# RECORDS SUPPLIED:
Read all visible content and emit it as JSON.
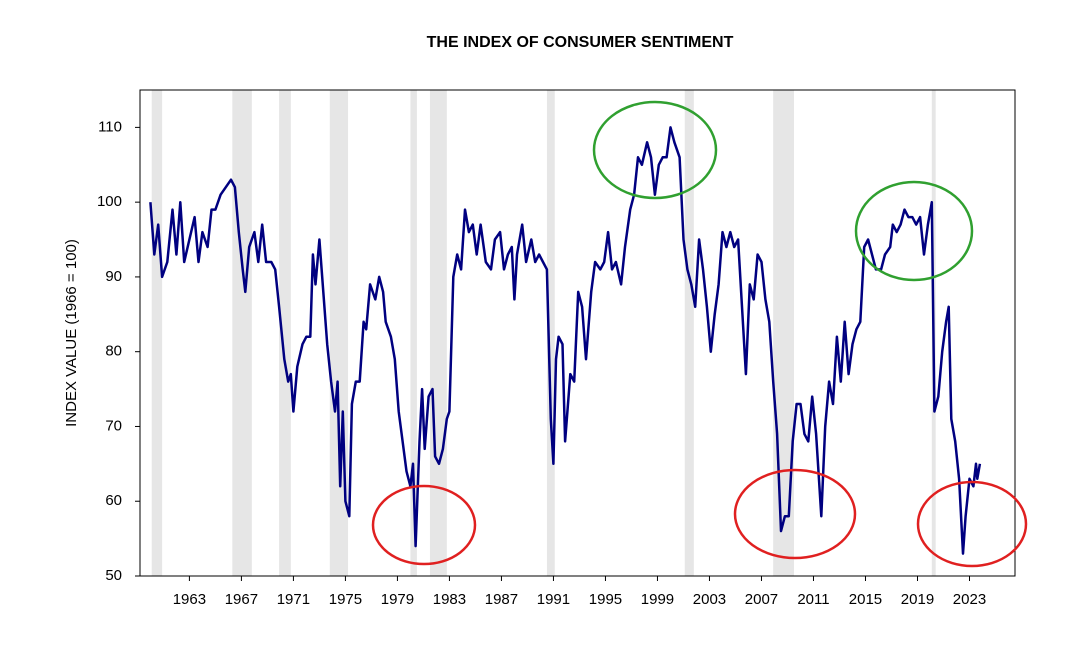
{
  "chart_data": {
    "type": "line",
    "title": "THE INDEX OF CONSUMER SENTIMENT",
    "y_label": "INDEX VALUE (1966 = 100)",
    "xlim": [
      1959.2,
      2026.5
    ],
    "ylim": [
      50,
      115
    ],
    "xticks": [
      1963,
      1967,
      1971,
      1975,
      1979,
      1983,
      1987,
      1991,
      1995,
      1999,
      2003,
      2007,
      2011,
      2015,
      2019,
      2023
    ],
    "yticks": [
      50,
      60,
      70,
      80,
      90,
      100,
      110
    ],
    "recession_color": "#e6e6e6",
    "recessions": [
      [
        1960.1,
        1960.9
      ],
      [
        1966.3,
        1967.8
      ],
      [
        1969.9,
        1970.8
      ],
      [
        1973.8,
        1975.2
      ],
      [
        1980.0,
        1980.5
      ],
      [
        1981.5,
        1982.8
      ],
      [
        1990.5,
        1991.1
      ],
      [
        2001.1,
        2001.8
      ],
      [
        2007.9,
        2009.5
      ],
      [
        2020.1,
        2020.4
      ]
    ],
    "series": [
      {
        "name": "Index of Consumer Sentiment",
        "color": "#000080",
        "x": [
          1960.0,
          1960.3,
          1960.6,
          1960.9,
          1961.3,
          1961.7,
          1962.0,
          1962.3,
          1962.6,
          1963.0,
          1963.4,
          1963.7,
          1964.0,
          1964.4,
          1964.7,
          1965.0,
          1965.4,
          1965.8,
          1966.2,
          1966.5,
          1966.8,
          1967.1,
          1967.3,
          1967.6,
          1968.0,
          1968.3,
          1968.6,
          1968.9,
          1969.3,
          1969.6,
          1969.9,
          1970.3,
          1970.6,
          1970.8,
          1971.0,
          1971.3,
          1971.7,
          1972.0,
          1972.3,
          1972.5,
          1972.7,
          1973.0,
          1973.3,
          1973.6,
          1973.9,
          1974.2,
          1974.4,
          1974.6,
          1974.8,
          1975.0,
          1975.3,
          1975.5,
          1975.8,
          1976.1,
          1976.4,
          1976.6,
          1976.9,
          1977.3,
          1977.6,
          1977.9,
          1978.1,
          1978.5,
          1978.8,
          1979.1,
          1979.4,
          1979.7,
          1980.0,
          1980.2,
          1980.4,
          1980.7,
          1980.9,
          1981.1,
          1981.4,
          1981.7,
          1981.9,
          1982.2,
          1982.5,
          1982.8,
          1983.0,
          1983.3,
          1983.6,
          1983.9,
          1984.2,
          1984.5,
          1984.8,
          1985.1,
          1985.4,
          1985.8,
          1986.2,
          1986.5,
          1986.9,
          1987.2,
          1987.5,
          1987.8,
          1988.0,
          1988.2,
          1988.6,
          1988.9,
          1989.3,
          1989.6,
          1989.9,
          1990.2,
          1990.5,
          1990.8,
          1991.0,
          1991.2,
          1991.4,
          1991.7,
          1991.9,
          1992.3,
          1992.6,
          1992.9,
          1993.2,
          1993.5,
          1993.9,
          1994.2,
          1994.6,
          1994.9,
          1995.2,
          1995.5,
          1995.8,
          1996.2,
          1996.5,
          1996.9,
          1997.2,
          1997.5,
          1997.8,
          1998.2,
          1998.5,
          1998.8,
          1999.1,
          1999.4,
          1999.7,
          2000.0,
          2000.3,
          2000.7,
          2001.0,
          2001.3,
          2001.6,
          2001.9,
          2002.2,
          2002.5,
          2002.8,
          2003.1,
          2003.4,
          2003.7,
          2004.0,
          2004.3,
          2004.6,
          2004.9,
          2005.2,
          2005.5,
          2005.8,
          2006.1,
          2006.4,
          2006.7,
          2007.0,
          2007.3,
          2007.6,
          2007.9,
          2008.2,
          2008.5,
          2008.8,
          2009.1,
          2009.4,
          2009.7,
          2010.0,
          2010.3,
          2010.6,
          2010.9,
          2011.2,
          2011.6,
          2011.9,
          2012.2,
          2012.5,
          2012.8,
          2013.1,
          2013.4,
          2013.7,
          2014.0,
          2014.3,
          2014.6,
          2014.9,
          2015.2,
          2015.5,
          2015.8,
          2016.2,
          2016.5,
          2016.9,
          2017.1,
          2017.4,
          2017.7,
          2018.0,
          2018.3,
          2018.6,
          2018.9,
          2019.2,
          2019.5,
          2019.8,
          2020.1,
          2020.3,
          2020.6,
          2020.9,
          2021.2,
          2021.4,
          2021.6,
          2021.9,
          2022.2,
          2022.5,
          2022.7,
          2023.0,
          2023.3,
          2023.5,
          2023.6,
          2023.8
        ],
        "values": [
          100,
          93,
          97,
          90,
          92,
          99,
          93,
          100,
          92,
          95,
          98,
          92,
          96,
          94,
          99,
          99,
          101,
          102,
          103,
          102,
          96,
          91,
          88,
          94,
          96,
          92,
          97,
          92,
          92,
          91,
          86,
          79,
          76,
          77,
          72,
          78,
          81,
          82,
          82,
          93,
          89,
          95,
          88,
          81,
          76,
          72,
          76,
          62,
          72,
          60,
          58,
          73,
          76,
          76,
          84,
          83,
          89,
          87,
          90,
          88,
          84,
          82,
          79,
          72,
          68,
          64,
          62,
          65,
          54,
          68,
          75,
          67,
          74,
          75,
          66,
          65,
          67,
          71,
          72,
          90,
          93,
          91,
          99,
          96,
          97,
          93,
          97,
          92,
          91,
          95,
          96,
          91,
          93,
          94,
          87,
          93,
          97,
          92,
          95,
          92,
          93,
          92,
          91,
          71,
          65,
          79,
          82,
          81,
          68,
          77,
          76,
          88,
          86,
          79,
          88,
          92,
          91,
          92,
          96,
          91,
          92,
          89,
          94,
          99,
          101,
          106,
          105,
          108,
          106,
          101,
          105,
          106,
          106,
          110,
          108,
          106,
          95,
          91,
          89,
          86,
          95,
          91,
          86,
          80,
          85,
          89,
          96,
          94,
          96,
          94,
          95,
          86,
          77,
          89,
          87,
          93,
          92,
          87,
          84,
          76,
          69,
          56,
          58,
          58,
          68,
          73,
          73,
          69,
          68,
          74,
          69,
          58,
          70,
          76,
          73,
          82,
          76,
          84,
          77,
          81,
          83,
          84,
          94,
          95,
          93,
          91,
          91,
          93,
          94,
          97,
          96,
          97,
          99,
          98,
          98,
          97,
          98,
          93,
          97,
          100,
          72,
          74,
          80,
          84,
          86,
          71,
          68,
          63,
          53,
          58,
          63,
          62,
          65,
          63,
          65
        ]
      }
    ]
  }
}
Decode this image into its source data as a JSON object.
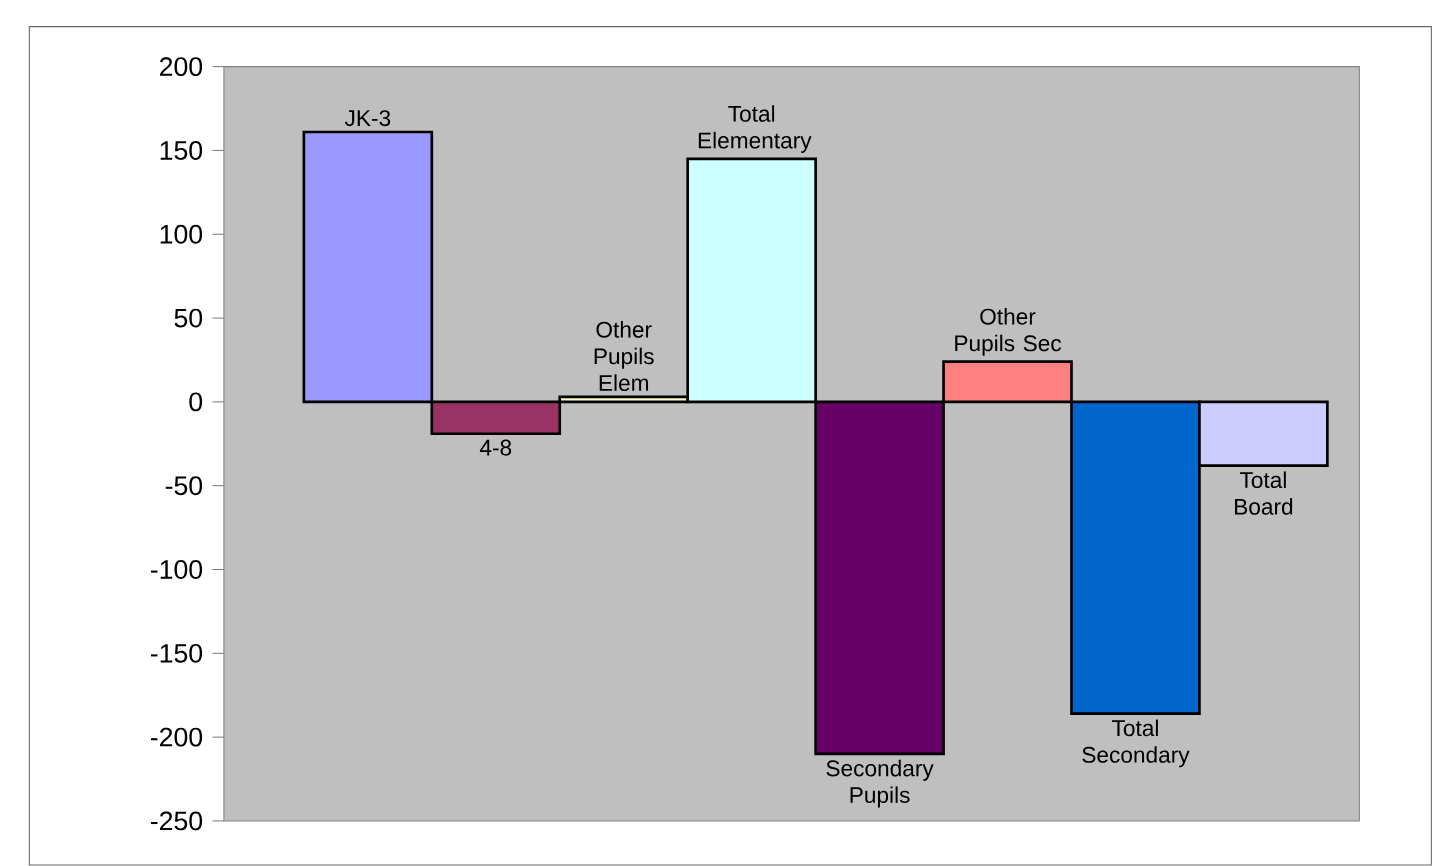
{
  "chart_data": {
    "type": "bar",
    "categories": [
      "JK-3",
      "4-8",
      "Other Pupils Elem",
      "Total Elementary",
      "Secondary Pupils",
      "Other Pupils Sec",
      "Total Secondary",
      "Total Board"
    ],
    "values": [
      161,
      -19,
      3,
      145,
      -210,
      24,
      -186,
      -38
    ],
    "colors": [
      "#9999ff",
      "#993366",
      "#ffffcc",
      "#ccffff",
      "#660066",
      "#ff8080",
      "#0066cc",
      "#ccccff"
    ],
    "ylim": [
      -250,
      200
    ],
    "yticks": [
      -250,
      -200,
      -150,
      -100,
      -50,
      0,
      50,
      100,
      150,
      200
    ],
    "tick_labels": "y"
  }
}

# STATED EXERCISE:
All the lines above are to be given again exactly as they read, with the pictures removed.

# RESULT OF THE EXERCISE:
Read all visible content and emit it as JSON.
{
  "chart_data": {
    "type": "line",
    "title": "THE INDEX OF CONSUMER SENTIMENT",
    "y_label": "INDEX VALUE (1966 = 100)",
    "xlim": [
      1959.2,
      2026.5
    ],
    "ylim": [
      50,
      115
    ],
    "xticks": [
      1963,
      1967,
      1971,
      1975,
      1979,
      1983,
      1987,
      1991,
      1995,
      1999,
      2003,
      2007,
      2011,
      2015,
      2019,
      2023
    ],
    "yticks": [
      50,
      60,
      70,
      80,
      90,
      100,
      110
    ],
    "recession_color": "#e6e6e6",
    "recessions": [
      [
        1960.1,
        1960.9
      ],
      [
        1966.3,
        1967.8
      ],
      [
        1969.9,
        1970.8
      ],
      [
        1973.8,
        1975.2
      ],
      [
        1980.0,
        1980.5
      ],
      [
        1981.5,
        1982.8
      ],
      [
        1990.5,
        1991.1
      ],
      [
        2001.1,
        2001.8
      ],
      [
        2007.9,
        2009.5
      ],
      [
        2020.1,
        2020.4
      ]
    ],
    "series": [
      {
        "name": "Index of Consumer Sentiment",
        "color": "#000080",
        "x": [
          1960.0,
          1960.3,
          1960.6,
          1960.9,
          1961.3,
          1961.7,
          1962.0,
          1962.3,
          1962.6,
          1963.0,
          1963.4,
          1963.7,
          1964.0,
          1964.4,
          1964.7,
          1965.0,
          1965.4,
          1965.8,
          1966.2,
          1966.5,
          1966.8,
          1967.1,
          1967.3,
          1967.6,
          1968.0,
          1968.3,
          1968.6,
          1968.9,
          1969.3,
          1969.6,
          1969.9,
          1970.3,
          1970.6,
          1970.8,
          1971.0,
          1971.3,
          1971.7,
          1972.0,
          1972.3,
          1972.5,
          1972.7,
          1973.0,
          1973.3,
          1973.6,
          1973.9,
          1974.2,
          1974.4,
          1974.6,
          1974.8,
          1975.0,
          1975.3,
          1975.5,
          1975.8,
          1976.1,
          1976.4,
          1976.6,
          1976.9,
          1977.3,
          1977.6,
          1977.9,
          1978.1,
          1978.5,
          1978.8,
          1979.1,
          1979.4,
          1979.7,
          1980.0,
          1980.2,
          1980.4,
          1980.7,
          1980.9,
          1981.1,
          1981.4,
          1981.7,
          1981.9,
          1982.2,
          1982.5,
          1982.8,
          1983.0,
          1983.3,
          1983.6,
          1983.9,
          1984.2,
          1984.5,
          1984.8,
          1985.1,
          1985.4,
          1985.8,
          1986.2,
          1986.5,
          1986.9,
          1987.2,
          1987.5,
          1987.8,
          1988.0,
          1988.2,
          1988.6,
          1988.9,
          1989.3,
          1989.6,
          1989.9,
          1990.2,
          1990.5,
          1990.8,
          1991.0,
          1991.2,
          1991.4,
          1991.7,
          1991.9,
          1992.3,
          1992.6,
          1992.9,
          1993.2,
          1993.5,
          1993.9,
          1994.2,
          1994.6,
          1994.9,
          1995.2,
          1995.5,
          1995.8,
          1996.2,
          1996.5,
          1996.9,
          1997.2,
          1997.5,
          1997.8,
          1998.2,
          1998.5,
          1998.8,
          1999.1,
          1999.4,
          1999.7,
          2000.0,
          2000.3,
          2000.7,
          2001.0,
          2001.3,
          2001.6,
          2001.9,
          2002.2,
          2002.5,
          2002.8,
          2003.1,
          2003.4,
          2003.7,
          2004.0,
          2004.3,
          2004.6,
          2004.9,
          2005.2,
          2005.5,
          2005.8,
          2006.1,
          2006.4,
          2006.7,
          2007.0,
          2007.3,
          2007.6,
          2007.9,
          2008.2,
          2008.5,
          2008.8,
          2009.1,
          2009.4,
          2009.7,
          2010.0,
          2010.3,
          2010.6,
          2010.9,
          2011.2,
          2011.6,
          2011.9,
          2012.2,
          2012.5,
          2012.8,
          2013.1,
          2013.4,
          2013.7,
          2014.0,
          2014.3,
          2014.6,
          2014.9,
          2015.2,
          2015.5,
          2015.8,
          2016.2,
          2016.5,
          2016.9,
          2017.1,
          2017.4,
          2017.7,
          2018.0,
          2018.3,
          2018.6,
          2018.9,
          2019.2,
          2019.5,
          2019.8,
          2020.1,
          2020.3,
          2020.6,
          2020.9,
          2021.2,
          2021.4,
          2021.6,
          2021.9,
          2022.2,
          2022.5,
          2022.7,
          2023.0,
          2023.3,
          2023.5,
          2023.6,
          2023.8
        ],
        "values": [
          100,
          93,
          97,
          90,
          92,
          99,
          93,
          100,
          92,
          95,
          98,
          92,
          96,
          94,
          99,
          99,
          101,
          102,
          103,
          102,
          96,
          91,
          88,
          94,
          96,
          92,
          97,
          92,
          92,
          91,
          86,
          79,
          76,
          77,
          72,
          78,
          81,
          82,
          82,
          93,
          89,
          95,
          88,
          81,
          76,
          72,
          76,
          62,
          72,
          60,
          58,
          73,
          76,
          76,
          84,
          83,
          89,
          87,
          90,
          88,
          84,
          82,
          79,
          72,
          68,
          64,
          62,
          65,
          54,
          68,
          75,
          67,
          74,
          75,
          66,
          65,
          67,
          71,
          72,
          90,
          93,
          91,
          99,
          96,
          97,
          93,
          97,
          92,
          91,
          95,
          96,
          91,
          93,
          94,
          87,
          93,
          97,
          92,
          95,
          92,
          93,
          92,
          91,
          71,
          65,
          79,
          82,
          81,
          68,
          77,
          76,
          88,
          86,
          79,
          88,
          92,
          91,
          92,
          96,
          91,
          92,
          89,
          94,
          99,
          101,
          106,
          105,
          108,
          106,
          101,
          105,
          106,
          106,
          110,
          108,
          106,
          95,
          91,
          89,
          86,
          95,
          91,
          86,
          80,
          85,
          89,
          96,
          94,
          96,
          94,
          95,
          86,
          77,
          89,
          87,
          93,
          92,
          87,
          84,
          76,
          69,
          56,
          58,
          58,
          68,
          73,
          73,
          69,
          68,
          74,
          69,
          58,
          70,
          76,
          73,
          82,
          76,
          84,
          77,
          81,
          83,
          84,
          94,
          95,
          93,
          91,
          91,
          93,
          94,
          97,
          96,
          97,
          99,
          98,
          98,
          97,
          98,
          93,
          97,
          100,
          72,
          74,
          80,
          84,
          86,
          71,
          68,
          63,
          53,
          58,
          63,
          62,
          65,
          63,
          65
        ]
      }
    ]
  }
}
Decode this image into its source data as a JSON object.
{
  "chart_data": {
    "type": "bar",
    "categories": [
      "JK-3",
      "4-8",
      "Other Pupils Elem",
      "Total Elementary",
      "Secondary Pupils",
      "Other Pupils Sec",
      "Total Secondary",
      "Total Board"
    ],
    "values": [
      161,
      -19,
      3,
      145,
      -210,
      24,
      -186,
      -38
    ],
    "colors": [
      "#9999ff",
      "#993366",
      "#ffffcc",
      "#ccffff",
      "#660066",
      "#ff8080",
      "#0066cc",
      "#ccccff"
    ],
    "ylim": [
      -250,
      200
    ],
    "yticks": [
      -250,
      -200,
      -150,
      -100,
      -50,
      0,
      50,
      100,
      150,
      200
    ],
    "tick_labels": "y"
  }
}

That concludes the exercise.